- Job -
Would you retype all of these records exactly?
<<<<
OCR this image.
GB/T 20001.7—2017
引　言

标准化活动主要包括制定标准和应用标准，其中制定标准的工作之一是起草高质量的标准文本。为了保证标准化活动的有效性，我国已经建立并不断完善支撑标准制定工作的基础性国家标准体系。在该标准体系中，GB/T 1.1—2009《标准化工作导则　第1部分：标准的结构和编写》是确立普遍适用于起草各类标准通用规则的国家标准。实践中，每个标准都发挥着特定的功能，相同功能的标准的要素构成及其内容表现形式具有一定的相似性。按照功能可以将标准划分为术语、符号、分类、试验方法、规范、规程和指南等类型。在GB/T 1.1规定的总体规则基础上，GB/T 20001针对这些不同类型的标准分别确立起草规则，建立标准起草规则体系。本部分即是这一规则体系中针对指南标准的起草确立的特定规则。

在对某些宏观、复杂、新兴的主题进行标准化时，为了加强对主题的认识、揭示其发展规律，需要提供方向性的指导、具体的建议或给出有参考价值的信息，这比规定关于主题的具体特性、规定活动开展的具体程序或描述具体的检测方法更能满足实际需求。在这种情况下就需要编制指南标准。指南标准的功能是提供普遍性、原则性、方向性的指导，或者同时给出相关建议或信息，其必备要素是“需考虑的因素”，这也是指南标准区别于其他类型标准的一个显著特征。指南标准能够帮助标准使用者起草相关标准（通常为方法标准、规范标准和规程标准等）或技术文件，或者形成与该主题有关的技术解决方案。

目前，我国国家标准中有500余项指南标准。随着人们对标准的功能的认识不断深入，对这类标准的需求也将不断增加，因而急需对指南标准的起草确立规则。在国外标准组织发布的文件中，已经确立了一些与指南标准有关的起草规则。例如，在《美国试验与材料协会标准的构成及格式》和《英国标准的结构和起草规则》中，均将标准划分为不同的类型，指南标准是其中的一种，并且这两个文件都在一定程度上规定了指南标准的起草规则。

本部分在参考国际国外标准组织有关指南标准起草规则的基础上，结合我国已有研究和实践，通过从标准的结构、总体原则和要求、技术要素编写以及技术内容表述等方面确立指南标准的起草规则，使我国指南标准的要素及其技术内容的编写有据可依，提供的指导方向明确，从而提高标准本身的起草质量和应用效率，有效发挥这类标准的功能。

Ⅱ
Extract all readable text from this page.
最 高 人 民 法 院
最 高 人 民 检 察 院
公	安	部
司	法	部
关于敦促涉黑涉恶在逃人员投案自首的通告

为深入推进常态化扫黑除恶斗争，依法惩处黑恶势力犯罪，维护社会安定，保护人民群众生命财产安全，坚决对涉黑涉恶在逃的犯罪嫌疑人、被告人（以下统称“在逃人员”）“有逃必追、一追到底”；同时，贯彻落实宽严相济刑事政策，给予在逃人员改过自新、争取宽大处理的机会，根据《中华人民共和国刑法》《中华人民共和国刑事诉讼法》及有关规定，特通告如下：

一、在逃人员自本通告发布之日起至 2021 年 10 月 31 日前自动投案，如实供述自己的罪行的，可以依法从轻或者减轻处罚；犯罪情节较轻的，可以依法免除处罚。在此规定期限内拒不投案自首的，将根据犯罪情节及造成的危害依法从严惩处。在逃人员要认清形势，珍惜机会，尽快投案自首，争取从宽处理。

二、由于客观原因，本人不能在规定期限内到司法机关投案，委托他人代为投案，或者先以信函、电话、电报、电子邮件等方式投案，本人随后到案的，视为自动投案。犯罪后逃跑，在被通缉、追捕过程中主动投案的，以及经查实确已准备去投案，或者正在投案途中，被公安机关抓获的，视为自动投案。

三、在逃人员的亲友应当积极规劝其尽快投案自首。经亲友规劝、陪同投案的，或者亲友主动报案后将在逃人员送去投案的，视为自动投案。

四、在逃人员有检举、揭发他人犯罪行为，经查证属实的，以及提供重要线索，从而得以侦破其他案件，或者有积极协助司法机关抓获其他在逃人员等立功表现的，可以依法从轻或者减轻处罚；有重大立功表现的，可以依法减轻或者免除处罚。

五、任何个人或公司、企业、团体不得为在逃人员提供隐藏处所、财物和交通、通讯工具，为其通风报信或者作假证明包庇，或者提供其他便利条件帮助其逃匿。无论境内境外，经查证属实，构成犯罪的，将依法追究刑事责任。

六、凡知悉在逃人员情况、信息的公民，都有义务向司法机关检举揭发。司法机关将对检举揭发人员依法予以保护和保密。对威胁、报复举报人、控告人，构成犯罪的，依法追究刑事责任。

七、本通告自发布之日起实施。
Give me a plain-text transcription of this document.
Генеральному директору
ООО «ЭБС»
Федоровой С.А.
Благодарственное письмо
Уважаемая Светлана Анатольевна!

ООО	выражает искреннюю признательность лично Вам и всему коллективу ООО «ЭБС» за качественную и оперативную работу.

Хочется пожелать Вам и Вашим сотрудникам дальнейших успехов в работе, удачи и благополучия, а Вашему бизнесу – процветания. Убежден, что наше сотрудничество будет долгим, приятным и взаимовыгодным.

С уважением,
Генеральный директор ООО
>>>>
- Solution for this problem -
OCR this image.
GB/T 20001.7—2017
引　言

标准化活动主要包括制定标准和应用标准，其中制定标准的工作之一是起草高质量的标准文本。为了保证标准化活动的有效性，我国已经建立并不断完善支撑标准制定工作的基础性国家标准体系。在该标准体系中，GB/T 1.1—2009《标准化工作导则　第1部分：标准的结构和编写》是确立普遍适用于起草各类标准通用规则的国家标准。实践中，每个标准都发挥着特定的功能，相同功能的标准的要素构成及其内容表现形式具有一定的相似性。按照功能可以将标准划分为术语、符号、分类、试验方法、规范、规程和指南等类型。在GB/T 1.1规定的总体规则基础上，GB/T 20001针对这些不同类型的标准分别确立起草规则，建立标准起草规则体系。本部分即是这一规则体系中针对指南标准的起草确立的特定规则。

在对某些宏观、复杂、新兴的主题进行标准化时，为了加强对主题的认识、揭示其发展规律，需要提供方向性的指导、具体的建议或给出有参考价值的信息，这比规定关于主题的具体特性、规定活动开展的具体程序或描述具体的检测方法更能满足实际需求。在这种情况下就需要编制指南标准。指南标准的功能是提供普遍性、原则性、方向性的指导，或者同时给出相关建议或信息，其必备要素是“需考虑的因素”，这也是指南标准区别于其他类型标准的一个显著特征。指南标准能够帮助标准使用者起草相关标准（通常为方法标准、规范标准和规程标准等）或技术文件，或者形成与该主题有关的技术解决方案。

目前，我国国家标准中有500余项指南标准。随着人们对标准的功能的认识不断深入，对这类标准的需求也将不断增加，因而急需对指南标准的起草确立规则。在国外标准组织发布的文件中，已经确立了一些与指南标准有关的起草规则。例如，在《美国试验与材料协会标准的构成及格式》和《英国标准的结构和起草规则》中，均将标准划分为不同的类型，指南标准是其中的一种，并且这两个文件都在一定程度上规定了指南标准的起草规则。

本部分在参考国际国外标准组织有关指南标准起草规则的基础上，结合我国已有研究和实践，通过从标准的结构、总体原则和要求、技术要素编写以及技术内容表述等方面确立指南标准的起草规则，使我国指南标准的要素及其技术内容的编写有据可依，提供的指导方向明确，从而提高标准本身的起草质量和应用效率，有效发挥这类标准的功能。

Ⅱ
Extract all readable text from this page.
最 高 人 民 法 院
最 高 人 民 检 察 院
公	安	部
司	法	部
关于敦促涉黑涉恶在逃人员投案自首的通告

为深入推进常态化扫黑除恶斗争，依法惩处黑恶势力犯罪，维护社会安定，保护人民群众生命财产安全，坚决对涉黑涉恶在逃的犯罪嫌疑人、被告人（以下统称“在逃人员”）“有逃必追、一追到底”；同时，贯彻落实宽严相济刑事政策，给予在逃人员改过自新、争取宽大处理的机会，根据《中华人民共和国刑法》《中华人民共和国刑事诉讼法》及有关规定，特通告如下：

一、在逃人员自本通告发布之日起至 2021 年 10 月 31 日前自动投案，如实供述自己的罪行的，可以依法从轻或者减轻处罚；犯罪情节较轻的，可以依法免除处罚。在此规定期限内拒不投案自首的，将根据犯罪情节及造成的危害依法从严惩处。在逃人员要认清形势，珍惜机会，尽快投案自首，争取从宽处理。

二、由于客观原因，本人不能在规定期限内到司法机关投案，委托他人代为投案，或者先以信函、电话、电报、电子邮件等方式投案，本人随后到案的，视为自动投案。犯罪后逃跑，在被通缉、追捕过程中主动投案的，以及经查实确已准备去投案，或者正在投案途中，被公安机关抓获的，视为自动投案。

三、在逃人员的亲友应当积极规劝其尽快投案自首。经亲友规劝、陪同投案的，或者亲友主动报案后将在逃人员送去投案的，视为自动投案。

四、在逃人员有检举、揭发他人犯罪行为，经查证属实的，以及提供重要线索，从而得以侦破其他案件，或者有积极协助司法机关抓获其他在逃人员等立功表现的，可以依法从轻或者减轻处罚；有重大立功表现的，可以依法减轻或者免除处罚。

五、任何个人或公司、企业、团体不得为在逃人员提供隐藏处所、财物和交通、通讯工具，为其通风报信或者作假证明包庇，或者提供其他便利条件帮助其逃匿。无论境内境外，经查证属实，构成犯罪的，将依法追究刑事责任。

六、凡知悉在逃人员情况、信息的公民，都有义务向司法机关检举揭发。司法机关将对检举揭发人员依法予以保护和保密。对威胁、报复举报人、控告人，构成犯罪的，依法追究刑事责任。

七、本通告自发布之日起实施。
Give me a plain-text transcription of this document.
Генеральному директору
ООО «ЭБС»
Федоровой С.А.
Благодарственное письмо
Уважаемая Светлана Анатольевна!

ООО	выражает искреннюю признательность лично Вам и всему коллективу ООО «ЭБС» за качественную и оперативную работу.

Хочется пожелать Вам и Вашим сотрудникам дальнейших успехов в работе, удачи и благополучия, а Вашему бизнесу – процветания. Убежден, что наше сотрудничество будет долгим, приятным и взаимовыгодным.

С уважением,
Генеральный директор ООО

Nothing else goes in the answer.